→ Brief: Each line that holds the word "JSON" counts once; give the total for the records below and nothing else.

→ Material:
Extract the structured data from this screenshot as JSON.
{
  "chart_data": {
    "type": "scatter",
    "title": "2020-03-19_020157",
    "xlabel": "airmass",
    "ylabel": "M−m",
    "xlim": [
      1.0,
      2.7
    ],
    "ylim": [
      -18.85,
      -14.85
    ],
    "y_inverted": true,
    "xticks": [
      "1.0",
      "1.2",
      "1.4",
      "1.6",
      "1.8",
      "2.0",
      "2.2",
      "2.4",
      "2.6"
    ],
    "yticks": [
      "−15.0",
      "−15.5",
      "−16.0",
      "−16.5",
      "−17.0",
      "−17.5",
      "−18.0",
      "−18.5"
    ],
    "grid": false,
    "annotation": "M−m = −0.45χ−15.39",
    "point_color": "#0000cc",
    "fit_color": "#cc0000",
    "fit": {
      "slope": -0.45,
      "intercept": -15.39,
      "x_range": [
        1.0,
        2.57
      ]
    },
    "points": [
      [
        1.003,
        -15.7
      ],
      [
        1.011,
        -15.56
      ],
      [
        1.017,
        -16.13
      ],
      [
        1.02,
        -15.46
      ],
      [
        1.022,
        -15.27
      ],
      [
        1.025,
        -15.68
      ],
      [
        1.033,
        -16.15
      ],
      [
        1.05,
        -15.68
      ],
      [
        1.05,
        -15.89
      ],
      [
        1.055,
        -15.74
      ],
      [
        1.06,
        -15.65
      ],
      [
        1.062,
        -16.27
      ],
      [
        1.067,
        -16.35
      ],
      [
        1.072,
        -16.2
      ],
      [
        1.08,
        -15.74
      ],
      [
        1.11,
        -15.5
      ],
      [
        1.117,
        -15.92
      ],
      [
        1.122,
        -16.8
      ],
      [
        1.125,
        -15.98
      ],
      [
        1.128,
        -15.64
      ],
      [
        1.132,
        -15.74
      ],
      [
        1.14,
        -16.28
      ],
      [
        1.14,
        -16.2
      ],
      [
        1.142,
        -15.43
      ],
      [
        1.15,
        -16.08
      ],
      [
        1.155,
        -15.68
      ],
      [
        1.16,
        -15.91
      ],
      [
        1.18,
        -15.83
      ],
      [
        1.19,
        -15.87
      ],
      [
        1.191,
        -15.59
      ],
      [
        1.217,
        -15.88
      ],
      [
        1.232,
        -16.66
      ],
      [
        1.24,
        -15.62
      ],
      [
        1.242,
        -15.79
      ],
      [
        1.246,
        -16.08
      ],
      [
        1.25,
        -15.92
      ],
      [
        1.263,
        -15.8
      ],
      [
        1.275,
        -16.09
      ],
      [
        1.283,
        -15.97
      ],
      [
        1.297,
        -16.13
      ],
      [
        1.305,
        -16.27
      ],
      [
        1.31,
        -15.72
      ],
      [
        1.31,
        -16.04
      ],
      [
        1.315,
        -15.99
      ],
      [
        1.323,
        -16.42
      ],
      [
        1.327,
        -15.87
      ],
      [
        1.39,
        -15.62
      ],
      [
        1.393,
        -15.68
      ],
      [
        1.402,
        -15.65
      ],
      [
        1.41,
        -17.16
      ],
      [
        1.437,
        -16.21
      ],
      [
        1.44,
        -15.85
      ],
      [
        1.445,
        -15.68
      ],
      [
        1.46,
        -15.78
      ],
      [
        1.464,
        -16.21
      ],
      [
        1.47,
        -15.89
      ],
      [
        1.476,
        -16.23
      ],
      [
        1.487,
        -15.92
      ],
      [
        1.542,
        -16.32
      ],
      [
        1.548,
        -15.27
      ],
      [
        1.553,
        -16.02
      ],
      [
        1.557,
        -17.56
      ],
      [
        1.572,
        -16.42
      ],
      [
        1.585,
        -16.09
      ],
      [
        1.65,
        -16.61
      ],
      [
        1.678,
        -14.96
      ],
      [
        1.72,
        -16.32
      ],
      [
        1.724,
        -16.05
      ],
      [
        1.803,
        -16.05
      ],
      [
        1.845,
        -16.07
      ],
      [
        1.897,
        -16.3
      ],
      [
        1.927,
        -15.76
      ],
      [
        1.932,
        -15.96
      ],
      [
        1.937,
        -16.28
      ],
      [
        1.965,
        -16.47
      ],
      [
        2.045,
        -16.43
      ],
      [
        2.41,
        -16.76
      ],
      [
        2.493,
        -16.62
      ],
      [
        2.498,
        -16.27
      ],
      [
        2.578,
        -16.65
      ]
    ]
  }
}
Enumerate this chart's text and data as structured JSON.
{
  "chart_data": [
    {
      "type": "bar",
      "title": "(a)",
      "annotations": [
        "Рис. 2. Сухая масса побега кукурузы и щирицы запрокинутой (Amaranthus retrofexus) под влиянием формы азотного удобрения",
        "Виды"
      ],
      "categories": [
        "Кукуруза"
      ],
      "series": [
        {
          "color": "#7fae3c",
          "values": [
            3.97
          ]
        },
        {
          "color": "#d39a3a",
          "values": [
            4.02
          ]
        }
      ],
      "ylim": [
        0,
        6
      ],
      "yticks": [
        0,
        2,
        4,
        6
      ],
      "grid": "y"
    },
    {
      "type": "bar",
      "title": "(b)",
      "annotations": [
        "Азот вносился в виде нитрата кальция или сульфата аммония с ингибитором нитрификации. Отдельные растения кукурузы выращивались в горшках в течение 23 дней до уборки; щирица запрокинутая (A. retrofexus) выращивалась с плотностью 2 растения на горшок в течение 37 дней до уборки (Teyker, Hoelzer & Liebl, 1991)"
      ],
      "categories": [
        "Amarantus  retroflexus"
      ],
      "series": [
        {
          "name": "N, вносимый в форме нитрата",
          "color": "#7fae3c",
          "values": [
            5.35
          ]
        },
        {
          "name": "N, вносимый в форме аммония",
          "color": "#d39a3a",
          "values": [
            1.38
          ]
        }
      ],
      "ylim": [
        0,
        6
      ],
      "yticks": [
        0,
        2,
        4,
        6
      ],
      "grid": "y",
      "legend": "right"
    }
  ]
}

...

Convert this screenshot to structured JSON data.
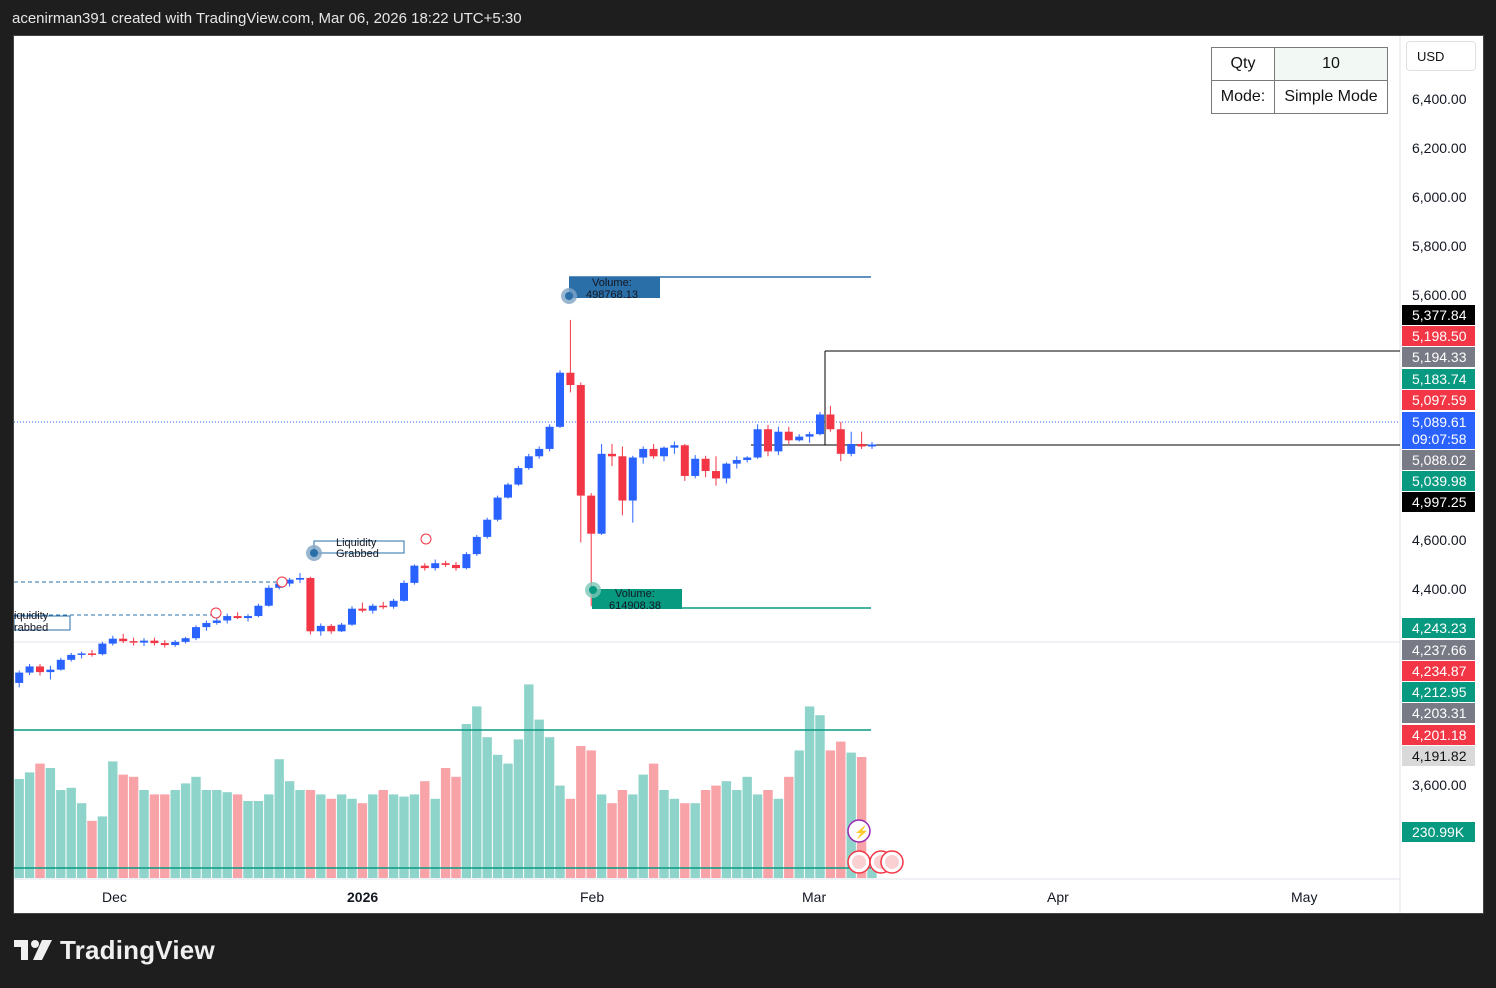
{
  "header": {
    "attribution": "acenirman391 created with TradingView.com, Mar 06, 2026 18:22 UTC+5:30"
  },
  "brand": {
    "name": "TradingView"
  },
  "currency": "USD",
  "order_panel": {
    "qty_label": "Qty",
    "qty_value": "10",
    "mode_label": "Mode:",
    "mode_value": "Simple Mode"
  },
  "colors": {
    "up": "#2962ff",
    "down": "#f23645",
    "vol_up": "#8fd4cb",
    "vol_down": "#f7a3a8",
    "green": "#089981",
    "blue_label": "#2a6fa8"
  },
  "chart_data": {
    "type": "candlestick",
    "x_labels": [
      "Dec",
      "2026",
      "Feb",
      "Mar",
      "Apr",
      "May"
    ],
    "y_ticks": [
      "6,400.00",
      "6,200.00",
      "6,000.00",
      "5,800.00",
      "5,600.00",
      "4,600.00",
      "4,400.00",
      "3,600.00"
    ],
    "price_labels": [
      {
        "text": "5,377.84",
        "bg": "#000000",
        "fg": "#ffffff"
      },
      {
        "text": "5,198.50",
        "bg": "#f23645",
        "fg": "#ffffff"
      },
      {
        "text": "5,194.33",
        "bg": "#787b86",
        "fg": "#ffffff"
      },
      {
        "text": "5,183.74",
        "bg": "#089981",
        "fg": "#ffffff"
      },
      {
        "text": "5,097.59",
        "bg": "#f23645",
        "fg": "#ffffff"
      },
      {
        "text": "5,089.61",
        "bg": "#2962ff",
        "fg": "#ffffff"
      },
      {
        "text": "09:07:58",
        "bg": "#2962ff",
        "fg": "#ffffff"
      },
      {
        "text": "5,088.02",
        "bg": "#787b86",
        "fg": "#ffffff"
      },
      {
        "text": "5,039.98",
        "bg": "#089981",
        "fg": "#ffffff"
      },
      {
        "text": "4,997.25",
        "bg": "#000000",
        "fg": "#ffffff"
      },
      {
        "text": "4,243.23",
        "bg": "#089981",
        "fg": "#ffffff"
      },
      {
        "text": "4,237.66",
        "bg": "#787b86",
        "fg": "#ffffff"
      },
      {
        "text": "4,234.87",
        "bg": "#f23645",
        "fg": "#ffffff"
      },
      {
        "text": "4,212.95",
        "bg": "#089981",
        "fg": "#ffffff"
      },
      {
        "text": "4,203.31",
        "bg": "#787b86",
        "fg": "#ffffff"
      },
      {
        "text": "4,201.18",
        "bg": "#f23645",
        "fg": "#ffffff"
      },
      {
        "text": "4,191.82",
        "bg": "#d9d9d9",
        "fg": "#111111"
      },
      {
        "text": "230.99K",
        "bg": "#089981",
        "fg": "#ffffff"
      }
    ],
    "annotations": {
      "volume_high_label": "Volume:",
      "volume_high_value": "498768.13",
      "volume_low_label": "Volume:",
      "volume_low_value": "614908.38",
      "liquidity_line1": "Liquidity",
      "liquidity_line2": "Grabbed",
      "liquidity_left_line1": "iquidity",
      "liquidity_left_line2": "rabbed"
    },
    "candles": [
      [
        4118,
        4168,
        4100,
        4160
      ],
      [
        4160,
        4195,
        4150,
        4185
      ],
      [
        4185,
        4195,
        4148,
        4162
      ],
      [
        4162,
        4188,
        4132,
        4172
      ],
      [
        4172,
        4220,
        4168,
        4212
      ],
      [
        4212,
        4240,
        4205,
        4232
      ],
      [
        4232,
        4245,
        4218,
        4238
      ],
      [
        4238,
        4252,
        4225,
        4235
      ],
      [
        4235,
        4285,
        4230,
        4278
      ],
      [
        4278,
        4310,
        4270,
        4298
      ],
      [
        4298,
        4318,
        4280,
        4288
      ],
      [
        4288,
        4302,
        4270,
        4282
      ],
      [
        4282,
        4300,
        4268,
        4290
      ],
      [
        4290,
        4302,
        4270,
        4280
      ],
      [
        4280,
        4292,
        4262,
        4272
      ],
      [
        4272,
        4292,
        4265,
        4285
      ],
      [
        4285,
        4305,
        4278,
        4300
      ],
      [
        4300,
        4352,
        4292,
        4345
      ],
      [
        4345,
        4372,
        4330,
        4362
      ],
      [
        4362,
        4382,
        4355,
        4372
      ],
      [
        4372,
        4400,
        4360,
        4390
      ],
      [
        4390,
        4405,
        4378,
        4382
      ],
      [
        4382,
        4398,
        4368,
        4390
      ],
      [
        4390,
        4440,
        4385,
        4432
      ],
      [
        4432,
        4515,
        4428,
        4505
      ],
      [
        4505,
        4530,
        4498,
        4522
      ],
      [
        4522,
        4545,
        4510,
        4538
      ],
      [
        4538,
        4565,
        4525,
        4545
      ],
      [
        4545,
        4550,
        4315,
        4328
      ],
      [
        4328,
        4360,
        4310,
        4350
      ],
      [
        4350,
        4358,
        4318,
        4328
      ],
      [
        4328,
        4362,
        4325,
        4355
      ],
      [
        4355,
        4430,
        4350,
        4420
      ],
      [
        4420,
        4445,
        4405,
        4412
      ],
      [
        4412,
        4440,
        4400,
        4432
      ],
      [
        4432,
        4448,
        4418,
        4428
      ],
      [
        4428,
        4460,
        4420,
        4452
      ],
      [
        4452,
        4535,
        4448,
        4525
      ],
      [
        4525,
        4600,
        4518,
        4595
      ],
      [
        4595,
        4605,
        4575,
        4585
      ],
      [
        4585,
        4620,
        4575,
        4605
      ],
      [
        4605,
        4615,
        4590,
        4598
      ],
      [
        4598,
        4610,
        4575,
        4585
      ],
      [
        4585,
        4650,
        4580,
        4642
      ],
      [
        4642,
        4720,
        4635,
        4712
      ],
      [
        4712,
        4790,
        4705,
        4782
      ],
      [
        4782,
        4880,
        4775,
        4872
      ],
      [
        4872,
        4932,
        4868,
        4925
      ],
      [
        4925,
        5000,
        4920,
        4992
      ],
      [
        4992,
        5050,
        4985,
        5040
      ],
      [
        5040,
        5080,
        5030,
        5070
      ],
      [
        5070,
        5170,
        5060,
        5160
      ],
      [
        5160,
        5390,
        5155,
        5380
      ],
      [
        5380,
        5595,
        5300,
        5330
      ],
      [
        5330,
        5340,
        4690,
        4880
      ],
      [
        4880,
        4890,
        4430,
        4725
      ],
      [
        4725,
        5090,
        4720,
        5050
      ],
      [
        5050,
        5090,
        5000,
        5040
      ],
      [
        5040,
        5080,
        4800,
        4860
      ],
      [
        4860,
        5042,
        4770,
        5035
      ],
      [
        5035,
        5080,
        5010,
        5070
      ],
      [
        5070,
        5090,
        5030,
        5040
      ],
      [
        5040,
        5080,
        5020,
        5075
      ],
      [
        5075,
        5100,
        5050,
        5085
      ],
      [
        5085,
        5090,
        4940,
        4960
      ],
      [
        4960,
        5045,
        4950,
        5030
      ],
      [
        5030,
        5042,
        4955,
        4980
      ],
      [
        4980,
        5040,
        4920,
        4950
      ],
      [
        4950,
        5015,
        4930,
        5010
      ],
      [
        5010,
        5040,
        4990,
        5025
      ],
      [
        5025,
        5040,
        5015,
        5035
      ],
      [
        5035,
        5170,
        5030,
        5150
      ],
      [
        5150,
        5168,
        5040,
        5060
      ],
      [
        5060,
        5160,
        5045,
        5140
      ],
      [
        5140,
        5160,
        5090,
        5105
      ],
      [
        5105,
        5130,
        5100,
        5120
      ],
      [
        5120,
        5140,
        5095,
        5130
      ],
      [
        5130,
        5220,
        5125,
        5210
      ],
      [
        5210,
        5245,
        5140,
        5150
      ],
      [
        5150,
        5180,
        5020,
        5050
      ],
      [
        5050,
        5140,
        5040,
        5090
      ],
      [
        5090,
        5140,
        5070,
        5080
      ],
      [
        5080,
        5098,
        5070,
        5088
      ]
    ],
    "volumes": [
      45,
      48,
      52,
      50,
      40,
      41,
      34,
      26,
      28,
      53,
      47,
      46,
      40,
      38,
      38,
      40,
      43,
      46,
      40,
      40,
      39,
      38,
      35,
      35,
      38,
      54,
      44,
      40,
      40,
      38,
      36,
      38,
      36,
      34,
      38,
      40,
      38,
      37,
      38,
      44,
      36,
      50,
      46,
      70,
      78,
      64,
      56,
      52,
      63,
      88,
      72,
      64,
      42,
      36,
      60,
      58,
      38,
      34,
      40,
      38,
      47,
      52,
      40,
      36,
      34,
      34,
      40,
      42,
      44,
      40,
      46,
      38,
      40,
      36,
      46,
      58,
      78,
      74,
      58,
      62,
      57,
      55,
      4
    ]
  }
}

→ Task result: 3